** start **
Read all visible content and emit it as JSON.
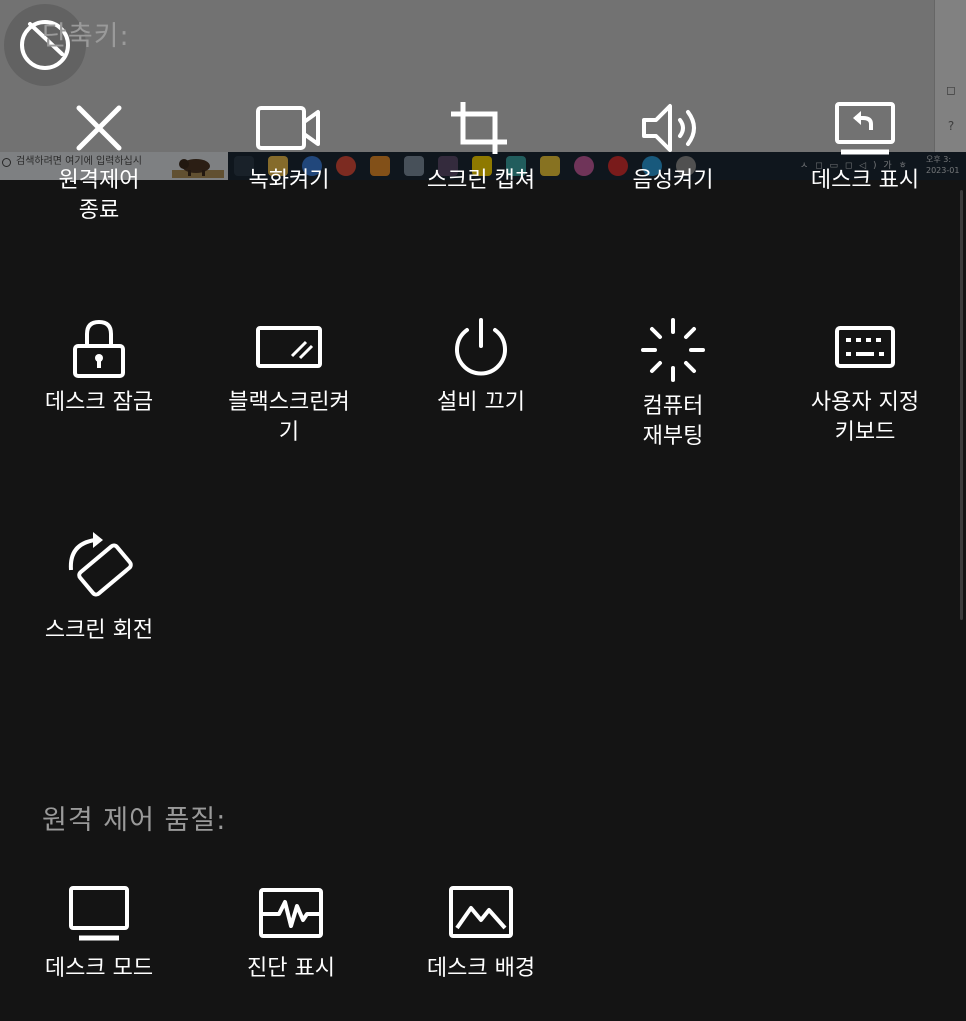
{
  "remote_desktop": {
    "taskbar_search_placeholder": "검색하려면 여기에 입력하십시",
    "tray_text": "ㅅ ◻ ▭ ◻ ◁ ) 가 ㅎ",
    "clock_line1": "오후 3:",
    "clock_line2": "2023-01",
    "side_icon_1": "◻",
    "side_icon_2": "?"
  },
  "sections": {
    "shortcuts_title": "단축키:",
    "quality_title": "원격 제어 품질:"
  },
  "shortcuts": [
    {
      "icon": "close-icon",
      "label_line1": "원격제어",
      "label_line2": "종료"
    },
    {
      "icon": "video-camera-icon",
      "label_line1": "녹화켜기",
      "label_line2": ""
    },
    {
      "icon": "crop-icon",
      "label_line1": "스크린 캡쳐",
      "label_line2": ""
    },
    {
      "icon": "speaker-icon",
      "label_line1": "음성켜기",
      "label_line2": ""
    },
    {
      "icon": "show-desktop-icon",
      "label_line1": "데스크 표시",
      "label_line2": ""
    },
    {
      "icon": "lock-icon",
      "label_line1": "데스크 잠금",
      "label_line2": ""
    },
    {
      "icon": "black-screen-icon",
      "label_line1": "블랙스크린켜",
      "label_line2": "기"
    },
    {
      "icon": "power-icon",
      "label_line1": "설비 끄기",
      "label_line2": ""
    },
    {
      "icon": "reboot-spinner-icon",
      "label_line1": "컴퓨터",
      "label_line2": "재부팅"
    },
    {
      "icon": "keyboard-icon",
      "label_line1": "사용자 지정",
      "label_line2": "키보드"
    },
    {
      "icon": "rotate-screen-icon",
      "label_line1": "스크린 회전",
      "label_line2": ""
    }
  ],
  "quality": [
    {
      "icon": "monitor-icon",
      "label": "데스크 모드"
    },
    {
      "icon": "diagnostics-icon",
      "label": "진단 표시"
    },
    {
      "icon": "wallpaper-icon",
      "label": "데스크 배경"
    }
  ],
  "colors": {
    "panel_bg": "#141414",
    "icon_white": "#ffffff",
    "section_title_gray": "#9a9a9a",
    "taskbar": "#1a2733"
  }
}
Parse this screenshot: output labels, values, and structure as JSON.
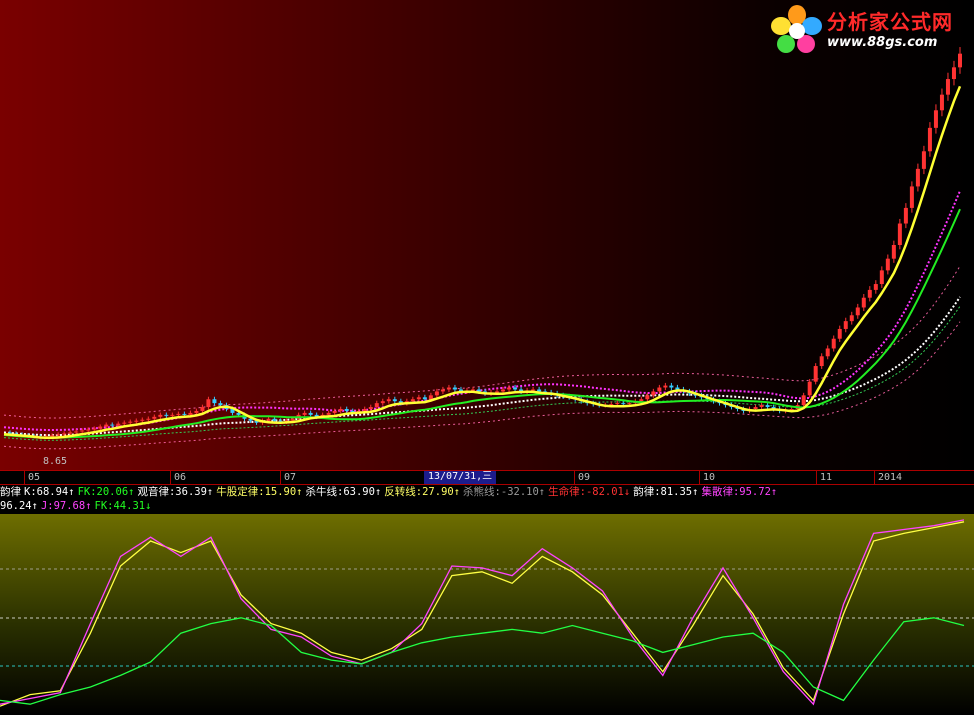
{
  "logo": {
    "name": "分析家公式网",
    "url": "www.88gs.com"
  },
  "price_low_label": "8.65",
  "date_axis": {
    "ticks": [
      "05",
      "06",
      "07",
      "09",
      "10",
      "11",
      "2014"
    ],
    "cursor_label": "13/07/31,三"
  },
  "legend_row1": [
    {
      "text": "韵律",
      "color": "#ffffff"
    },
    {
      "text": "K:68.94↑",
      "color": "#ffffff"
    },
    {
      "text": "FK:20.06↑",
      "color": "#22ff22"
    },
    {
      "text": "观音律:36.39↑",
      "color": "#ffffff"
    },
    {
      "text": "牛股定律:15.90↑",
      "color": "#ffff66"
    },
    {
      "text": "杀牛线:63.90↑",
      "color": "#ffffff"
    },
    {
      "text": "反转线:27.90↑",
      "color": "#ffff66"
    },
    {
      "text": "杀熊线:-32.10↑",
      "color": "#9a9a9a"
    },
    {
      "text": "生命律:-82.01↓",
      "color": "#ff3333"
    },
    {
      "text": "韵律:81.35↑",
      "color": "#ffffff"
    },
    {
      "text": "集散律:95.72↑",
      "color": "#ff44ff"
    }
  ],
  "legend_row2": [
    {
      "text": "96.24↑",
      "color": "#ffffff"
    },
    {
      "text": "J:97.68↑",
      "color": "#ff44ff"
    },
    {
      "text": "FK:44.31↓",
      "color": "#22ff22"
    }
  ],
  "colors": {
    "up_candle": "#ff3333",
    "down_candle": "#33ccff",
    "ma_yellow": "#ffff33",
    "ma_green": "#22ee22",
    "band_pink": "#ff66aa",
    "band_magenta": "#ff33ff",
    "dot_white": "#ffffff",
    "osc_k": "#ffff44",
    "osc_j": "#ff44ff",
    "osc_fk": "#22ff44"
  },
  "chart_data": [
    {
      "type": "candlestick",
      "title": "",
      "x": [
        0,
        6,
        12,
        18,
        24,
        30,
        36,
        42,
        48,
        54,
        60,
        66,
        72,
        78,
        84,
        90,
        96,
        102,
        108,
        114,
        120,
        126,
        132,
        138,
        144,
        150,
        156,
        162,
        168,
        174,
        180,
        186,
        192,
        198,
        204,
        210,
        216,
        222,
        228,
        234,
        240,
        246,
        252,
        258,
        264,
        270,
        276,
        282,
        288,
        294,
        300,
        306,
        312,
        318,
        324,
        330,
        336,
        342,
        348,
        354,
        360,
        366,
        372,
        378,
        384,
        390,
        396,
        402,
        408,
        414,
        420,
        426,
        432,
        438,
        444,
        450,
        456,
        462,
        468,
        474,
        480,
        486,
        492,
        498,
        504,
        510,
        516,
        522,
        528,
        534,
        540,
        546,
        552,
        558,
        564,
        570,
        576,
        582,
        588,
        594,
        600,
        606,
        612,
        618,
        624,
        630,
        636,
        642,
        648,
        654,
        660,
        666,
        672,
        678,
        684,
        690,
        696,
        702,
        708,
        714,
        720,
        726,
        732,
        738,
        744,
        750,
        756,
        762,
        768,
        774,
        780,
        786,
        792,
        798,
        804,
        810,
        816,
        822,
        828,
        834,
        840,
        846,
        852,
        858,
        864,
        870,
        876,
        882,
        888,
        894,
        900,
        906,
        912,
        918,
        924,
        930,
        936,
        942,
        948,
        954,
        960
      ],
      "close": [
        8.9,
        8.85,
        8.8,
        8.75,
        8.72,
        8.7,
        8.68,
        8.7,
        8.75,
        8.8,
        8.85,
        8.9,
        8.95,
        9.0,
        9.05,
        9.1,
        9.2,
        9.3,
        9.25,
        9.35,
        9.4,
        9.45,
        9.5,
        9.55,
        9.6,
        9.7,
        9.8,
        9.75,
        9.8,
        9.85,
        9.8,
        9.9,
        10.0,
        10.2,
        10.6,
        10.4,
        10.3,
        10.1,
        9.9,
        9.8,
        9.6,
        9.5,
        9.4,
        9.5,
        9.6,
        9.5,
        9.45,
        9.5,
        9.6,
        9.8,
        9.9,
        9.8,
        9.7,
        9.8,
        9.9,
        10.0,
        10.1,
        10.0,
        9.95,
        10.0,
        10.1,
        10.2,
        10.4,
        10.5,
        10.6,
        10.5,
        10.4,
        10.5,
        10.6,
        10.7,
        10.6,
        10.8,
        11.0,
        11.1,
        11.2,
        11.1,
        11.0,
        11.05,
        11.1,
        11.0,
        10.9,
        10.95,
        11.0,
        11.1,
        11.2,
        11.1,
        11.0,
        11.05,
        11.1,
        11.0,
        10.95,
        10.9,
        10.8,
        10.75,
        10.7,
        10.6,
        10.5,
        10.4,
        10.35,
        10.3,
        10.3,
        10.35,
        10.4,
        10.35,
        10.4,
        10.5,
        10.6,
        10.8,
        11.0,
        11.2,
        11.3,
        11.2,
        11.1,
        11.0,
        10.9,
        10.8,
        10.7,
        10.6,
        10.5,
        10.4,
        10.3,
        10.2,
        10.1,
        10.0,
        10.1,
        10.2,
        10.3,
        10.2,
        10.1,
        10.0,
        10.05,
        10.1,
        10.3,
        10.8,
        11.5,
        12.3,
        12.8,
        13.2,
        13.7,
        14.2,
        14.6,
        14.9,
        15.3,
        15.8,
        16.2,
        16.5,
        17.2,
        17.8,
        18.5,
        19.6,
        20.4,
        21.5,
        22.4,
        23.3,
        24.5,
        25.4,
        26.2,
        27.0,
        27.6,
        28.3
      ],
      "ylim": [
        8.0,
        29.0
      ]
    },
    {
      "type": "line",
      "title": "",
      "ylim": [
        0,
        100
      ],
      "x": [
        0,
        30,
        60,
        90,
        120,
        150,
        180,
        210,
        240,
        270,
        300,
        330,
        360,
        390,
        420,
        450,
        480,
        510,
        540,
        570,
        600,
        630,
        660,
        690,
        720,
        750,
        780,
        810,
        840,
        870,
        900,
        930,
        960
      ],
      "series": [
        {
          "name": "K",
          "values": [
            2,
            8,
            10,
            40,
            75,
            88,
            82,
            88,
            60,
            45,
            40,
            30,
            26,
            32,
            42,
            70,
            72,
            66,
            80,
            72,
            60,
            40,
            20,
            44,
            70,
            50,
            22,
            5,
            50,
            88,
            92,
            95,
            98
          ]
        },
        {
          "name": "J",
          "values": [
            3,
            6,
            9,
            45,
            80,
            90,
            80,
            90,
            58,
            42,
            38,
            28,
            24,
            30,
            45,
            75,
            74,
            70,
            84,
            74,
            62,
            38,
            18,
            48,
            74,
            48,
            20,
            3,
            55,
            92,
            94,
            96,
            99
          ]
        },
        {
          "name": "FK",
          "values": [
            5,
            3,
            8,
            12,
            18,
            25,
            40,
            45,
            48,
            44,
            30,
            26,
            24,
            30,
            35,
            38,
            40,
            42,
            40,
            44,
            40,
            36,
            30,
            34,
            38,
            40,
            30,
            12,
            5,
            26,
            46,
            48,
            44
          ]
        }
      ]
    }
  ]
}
** end **
> **Goal of the exercise**: Gather up every line from the listing above in which the word "JSON" occurs.

> **Solution to the problem**:
Read all visible content and emit it as JSON.
Parse this screenshot: output labels, values, and structure as JSON.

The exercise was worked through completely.